• [Instructions to follow]
The records should be written out in full, with nothing altered.

• [Dataset records]

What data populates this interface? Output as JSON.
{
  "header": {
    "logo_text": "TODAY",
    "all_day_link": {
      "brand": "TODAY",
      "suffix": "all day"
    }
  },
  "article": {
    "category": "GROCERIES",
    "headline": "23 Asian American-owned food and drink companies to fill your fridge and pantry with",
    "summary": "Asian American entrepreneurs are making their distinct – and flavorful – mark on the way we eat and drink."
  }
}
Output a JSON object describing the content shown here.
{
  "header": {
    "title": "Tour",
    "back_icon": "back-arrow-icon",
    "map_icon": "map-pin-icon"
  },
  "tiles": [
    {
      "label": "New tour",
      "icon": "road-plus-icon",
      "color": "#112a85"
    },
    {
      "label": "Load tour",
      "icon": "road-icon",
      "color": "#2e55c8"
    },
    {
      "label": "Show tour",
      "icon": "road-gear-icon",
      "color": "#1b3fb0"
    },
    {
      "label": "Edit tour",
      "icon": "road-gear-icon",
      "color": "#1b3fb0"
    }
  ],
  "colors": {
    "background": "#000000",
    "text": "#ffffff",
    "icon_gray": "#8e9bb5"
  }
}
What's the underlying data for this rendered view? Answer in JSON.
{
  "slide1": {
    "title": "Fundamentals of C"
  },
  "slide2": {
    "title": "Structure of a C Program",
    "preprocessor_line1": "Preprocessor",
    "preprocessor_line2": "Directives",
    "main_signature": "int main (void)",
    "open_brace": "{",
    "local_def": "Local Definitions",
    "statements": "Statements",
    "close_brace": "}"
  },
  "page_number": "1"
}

• [Result]
What data populates this interface? Output as JSON.
{
  "header": {
    "logo_text": "TODAY",
    "all_day_link": {
      "brand": "TODAY",
      "suffix": "all day"
    }
  },
  "article": {
    "category": "GROCERIES",
    "headline": "23 Asian American-owned food and drink companies to fill your fridge and pantry with",
    "summary": "Asian American entrepreneurs are making their distinct – and flavorful – mark on the way we eat and drink."
  }
}
Output a JSON object describing the content shown here.
{
  "header": {
    "title": "Tour",
    "back_icon": "back-arrow-icon",
    "map_icon": "map-pin-icon"
  },
  "tiles": [
    {
      "label": "New tour",
      "icon": "road-plus-icon",
      "color": "#112a85"
    },
    {
      "label": "Load tour",
      "icon": "road-icon",
      "color": "#2e55c8"
    },
    {
      "label": "Show tour",
      "icon": "road-gear-icon",
      "color": "#1b3fb0"
    },
    {
      "label": "Edit tour",
      "icon": "road-gear-icon",
      "color": "#1b3fb0"
    }
  ],
  "colors": {
    "background": "#000000",
    "text": "#ffffff",
    "icon_gray": "#8e9bb5"
  }
}
What's the underlying data for this rendered view? Answer in JSON.
{
  "slide1": {
    "title": "Fundamentals of C"
  },
  "slide2": {
    "title": "Structure of a C Program",
    "preprocessor_line1": "Preprocessor",
    "preprocessor_line2": "Directives",
    "main_signature": "int main (void)",
    "open_brace": "{",
    "local_def": "Local Definitions",
    "statements": "Statements",
    "close_brace": "}"
  },
  "page_number": "1"
}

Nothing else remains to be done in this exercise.